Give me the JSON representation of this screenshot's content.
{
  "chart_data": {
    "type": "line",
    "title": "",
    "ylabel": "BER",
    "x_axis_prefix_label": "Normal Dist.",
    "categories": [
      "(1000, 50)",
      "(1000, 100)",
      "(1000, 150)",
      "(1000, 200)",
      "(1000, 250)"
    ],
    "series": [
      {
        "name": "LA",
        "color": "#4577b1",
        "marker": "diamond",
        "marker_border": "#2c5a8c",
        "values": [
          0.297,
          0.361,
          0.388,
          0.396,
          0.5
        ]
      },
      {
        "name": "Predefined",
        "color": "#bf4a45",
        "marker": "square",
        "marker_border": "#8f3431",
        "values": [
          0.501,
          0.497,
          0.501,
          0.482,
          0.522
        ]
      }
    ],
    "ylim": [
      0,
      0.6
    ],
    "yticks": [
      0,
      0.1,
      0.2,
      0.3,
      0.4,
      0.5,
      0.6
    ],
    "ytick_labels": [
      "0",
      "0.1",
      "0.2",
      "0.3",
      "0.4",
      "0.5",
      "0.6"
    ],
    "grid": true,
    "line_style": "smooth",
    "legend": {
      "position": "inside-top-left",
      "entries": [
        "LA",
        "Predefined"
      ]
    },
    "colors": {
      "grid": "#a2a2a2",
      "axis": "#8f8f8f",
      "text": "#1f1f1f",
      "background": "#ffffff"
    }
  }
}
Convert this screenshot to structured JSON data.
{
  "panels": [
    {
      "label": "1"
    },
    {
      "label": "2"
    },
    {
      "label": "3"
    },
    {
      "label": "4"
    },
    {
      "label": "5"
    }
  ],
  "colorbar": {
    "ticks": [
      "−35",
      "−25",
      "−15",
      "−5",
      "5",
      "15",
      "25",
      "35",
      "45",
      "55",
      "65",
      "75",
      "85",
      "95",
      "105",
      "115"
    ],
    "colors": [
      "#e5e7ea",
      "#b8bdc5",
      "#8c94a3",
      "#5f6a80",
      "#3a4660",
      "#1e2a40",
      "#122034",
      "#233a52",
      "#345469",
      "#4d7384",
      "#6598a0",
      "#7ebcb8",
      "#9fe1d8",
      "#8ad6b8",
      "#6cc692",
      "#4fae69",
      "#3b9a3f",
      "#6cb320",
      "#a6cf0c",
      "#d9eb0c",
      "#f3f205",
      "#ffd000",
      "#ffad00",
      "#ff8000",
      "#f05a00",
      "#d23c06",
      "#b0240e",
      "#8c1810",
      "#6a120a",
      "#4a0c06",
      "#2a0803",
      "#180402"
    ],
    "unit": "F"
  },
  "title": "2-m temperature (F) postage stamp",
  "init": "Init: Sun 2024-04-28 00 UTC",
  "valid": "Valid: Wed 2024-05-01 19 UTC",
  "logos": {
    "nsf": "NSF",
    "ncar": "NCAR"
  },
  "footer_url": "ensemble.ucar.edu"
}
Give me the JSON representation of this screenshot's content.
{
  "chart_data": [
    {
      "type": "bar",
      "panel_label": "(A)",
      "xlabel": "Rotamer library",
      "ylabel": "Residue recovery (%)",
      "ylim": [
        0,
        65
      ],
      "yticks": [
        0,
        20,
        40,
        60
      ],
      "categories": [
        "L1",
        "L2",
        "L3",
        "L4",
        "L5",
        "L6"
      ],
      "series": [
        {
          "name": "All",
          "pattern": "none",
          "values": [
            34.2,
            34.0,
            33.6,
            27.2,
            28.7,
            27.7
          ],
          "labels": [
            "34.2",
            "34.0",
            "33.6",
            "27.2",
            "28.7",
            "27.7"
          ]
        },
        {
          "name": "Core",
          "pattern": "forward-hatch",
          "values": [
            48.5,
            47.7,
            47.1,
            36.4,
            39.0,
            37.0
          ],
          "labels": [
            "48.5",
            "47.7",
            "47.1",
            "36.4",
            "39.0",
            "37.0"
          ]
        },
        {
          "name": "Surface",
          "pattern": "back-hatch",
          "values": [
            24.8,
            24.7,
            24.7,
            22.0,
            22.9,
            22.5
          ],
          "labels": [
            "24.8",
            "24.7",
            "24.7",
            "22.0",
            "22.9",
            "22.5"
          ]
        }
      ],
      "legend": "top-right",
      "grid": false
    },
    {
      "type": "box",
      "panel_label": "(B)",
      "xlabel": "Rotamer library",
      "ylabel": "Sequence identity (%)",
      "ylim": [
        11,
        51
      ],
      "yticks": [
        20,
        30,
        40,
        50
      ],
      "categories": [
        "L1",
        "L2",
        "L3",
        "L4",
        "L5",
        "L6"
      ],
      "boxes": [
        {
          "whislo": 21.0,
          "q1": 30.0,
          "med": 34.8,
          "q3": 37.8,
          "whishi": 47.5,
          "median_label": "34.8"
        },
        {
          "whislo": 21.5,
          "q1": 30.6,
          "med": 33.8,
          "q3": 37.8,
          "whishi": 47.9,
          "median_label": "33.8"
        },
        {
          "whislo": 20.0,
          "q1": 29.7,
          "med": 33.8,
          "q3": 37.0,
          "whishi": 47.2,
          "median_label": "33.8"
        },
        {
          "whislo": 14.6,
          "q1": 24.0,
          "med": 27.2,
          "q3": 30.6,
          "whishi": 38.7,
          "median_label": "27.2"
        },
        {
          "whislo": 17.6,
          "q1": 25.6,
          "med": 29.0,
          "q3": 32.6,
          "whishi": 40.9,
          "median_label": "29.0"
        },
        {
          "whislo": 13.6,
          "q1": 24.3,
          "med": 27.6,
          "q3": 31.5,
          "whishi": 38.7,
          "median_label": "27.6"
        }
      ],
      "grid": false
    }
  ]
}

(AIM): All of the material above needs to be retyped word for word.

(ANSWER):
Give me the JSON representation of this screenshot's content.
{
  "chart_data": {
    "type": "line",
    "title": "",
    "ylabel": "BER",
    "x_axis_prefix_label": "Normal Dist.",
    "categories": [
      "(1000, 50)",
      "(1000, 100)",
      "(1000, 150)",
      "(1000, 200)",
      "(1000, 250)"
    ],
    "series": [
      {
        "name": "LA",
        "color": "#4577b1",
        "marker": "diamond",
        "marker_border": "#2c5a8c",
        "values": [
          0.297,
          0.361,
          0.388,
          0.396,
          0.5
        ]
      },
      {
        "name": "Predefined",
        "color": "#bf4a45",
        "marker": "square",
        "marker_border": "#8f3431",
        "values": [
          0.501,
          0.497,
          0.501,
          0.482,
          0.522
        ]
      }
    ],
    "ylim": [
      0,
      0.6
    ],
    "yticks": [
      0,
      0.1,
      0.2,
      0.3,
      0.4,
      0.5,
      0.6
    ],
    "ytick_labels": [
      "0",
      "0.1",
      "0.2",
      "0.3",
      "0.4",
      "0.5",
      "0.6"
    ],
    "grid": true,
    "line_style": "smooth",
    "legend": {
      "position": "inside-top-left",
      "entries": [
        "LA",
        "Predefined"
      ]
    },
    "colors": {
      "grid": "#a2a2a2",
      "axis": "#8f8f8f",
      "text": "#1f1f1f",
      "background": "#ffffff"
    }
  }
}
Convert this screenshot to structured JSON data.
{
  "panels": [
    {
      "label": "1"
    },
    {
      "label": "2"
    },
    {
      "label": "3"
    },
    {
      "label": "4"
    },
    {
      "label": "5"
    }
  ],
  "colorbar": {
    "ticks": [
      "−35",
      "−25",
      "−15",
      "−5",
      "5",
      "15",
      "25",
      "35",
      "45",
      "55",
      "65",
      "75",
      "85",
      "95",
      "105",
      "115"
    ],
    "colors": [
      "#e5e7ea",
      "#b8bdc5",
      "#8c94a3",
      "#5f6a80",
      "#3a4660",
      "#1e2a40",
      "#122034",
      "#233a52",
      "#345469",
      "#4d7384",
      "#6598a0",
      "#7ebcb8",
      "#9fe1d8",
      "#8ad6b8",
      "#6cc692",
      "#4fae69",
      "#3b9a3f",
      "#6cb320",
      "#a6cf0c",
      "#d9eb0c",
      "#f3f205",
      "#ffd000",
      "#ffad00",
      "#ff8000",
      "#f05a00",
      "#d23c06",
      "#b0240e",
      "#8c1810",
      "#6a120a",
      "#4a0c06",
      "#2a0803",
      "#180402"
    ],
    "unit": "F"
  },
  "title": "2-m temperature (F) postage stamp",
  "init": "Init: Sun 2024-04-28 00 UTC",
  "valid": "Valid: Wed 2024-05-01 19 UTC",
  "logos": {
    "nsf": "NSF",
    "ncar": "NCAR"
  },
  "footer_url": "ensemble.ucar.edu"
}
Give me the JSON representation of this screenshot's content.
{
  "chart_data": [
    {
      "type": "bar",
      "panel_label": "(A)",
      "xlabel": "Rotamer library",
      "ylabel": "Residue recovery (%)",
      "ylim": [
        0,
        65
      ],
      "yticks": [
        0,
        20,
        40,
        60
      ],
      "categories": [
        "L1",
        "L2",
        "L3",
        "L4",
        "L5",
        "L6"
      ],
      "series": [
        {
          "name": "All",
          "pattern": "none",
          "values": [
            34.2,
            34.0,
            33.6,
            27.2,
            28.7,
            27.7
          ],
          "labels": [
            "34.2",
            "34.0",
            "33.6",
            "27.2",
            "28.7",
            "27.7"
          ]
        },
        {
          "name": "Core",
          "pattern": "forward-hatch",
          "values": [
            48.5,
            47.7,
            47.1,
            36.4,
            39.0,
            37.0
          ],
          "labels": [
            "48.5",
            "47.7",
            "47.1",
            "36.4",
            "39.0",
            "37.0"
          ]
        },
        {
          "name": "Surface",
          "pattern": "back-hatch",
          "values": [
            24.8,
            24.7,
            24.7,
            22.0,
            22.9,
            22.5
          ],
          "labels": [
            "24.8",
            "24.7",
            "24.7",
            "22.0",
            "22.9",
            "22.5"
          ]
        }
      ],
      "legend": "top-right",
      "grid": false
    },
    {
      "type": "box",
      "panel_label": "(B)",
      "xlabel": "Rotamer library",
      "ylabel": "Sequence identity (%)",
      "ylim": [
        11,
        51
      ],
      "yticks": [
        20,
        30,
        40,
        50
      ],
      "categories": [
        "L1",
        "L2",
        "L3",
        "L4",
        "L5",
        "L6"
      ],
      "boxes": [
        {
          "whislo": 21.0,
          "q1": 30.0,
          "med": 34.8,
          "q3": 37.8,
          "whishi": 47.5,
          "median_label": "34.8"
        },
        {
          "whislo": 21.5,
          "q1": 30.6,
          "med": 33.8,
          "q3": 37.8,
          "whishi": 47.9,
          "median_label": "33.8"
        },
        {
          "whislo": 20.0,
          "q1": 29.7,
          "med": 33.8,
          "q3": 37.0,
          "whishi": 47.2,
          "median_label": "33.8"
        },
        {
          "whislo": 14.6,
          "q1": 24.0,
          "med": 27.2,
          "q3": 30.6,
          "whishi": 38.7,
          "median_label": "27.2"
        },
        {
          "whislo": 17.6,
          "q1": 25.6,
          "med": 29.0,
          "q3": 32.6,
          "whishi": 40.9,
          "median_label": "29.0"
        },
        {
          "whislo": 13.6,
          "q1": 24.3,
          "med": 27.6,
          "q3": 31.5,
          "whishi": 38.7,
          "median_label": "27.6"
        }
      ],
      "grid": false
    }
  ]
}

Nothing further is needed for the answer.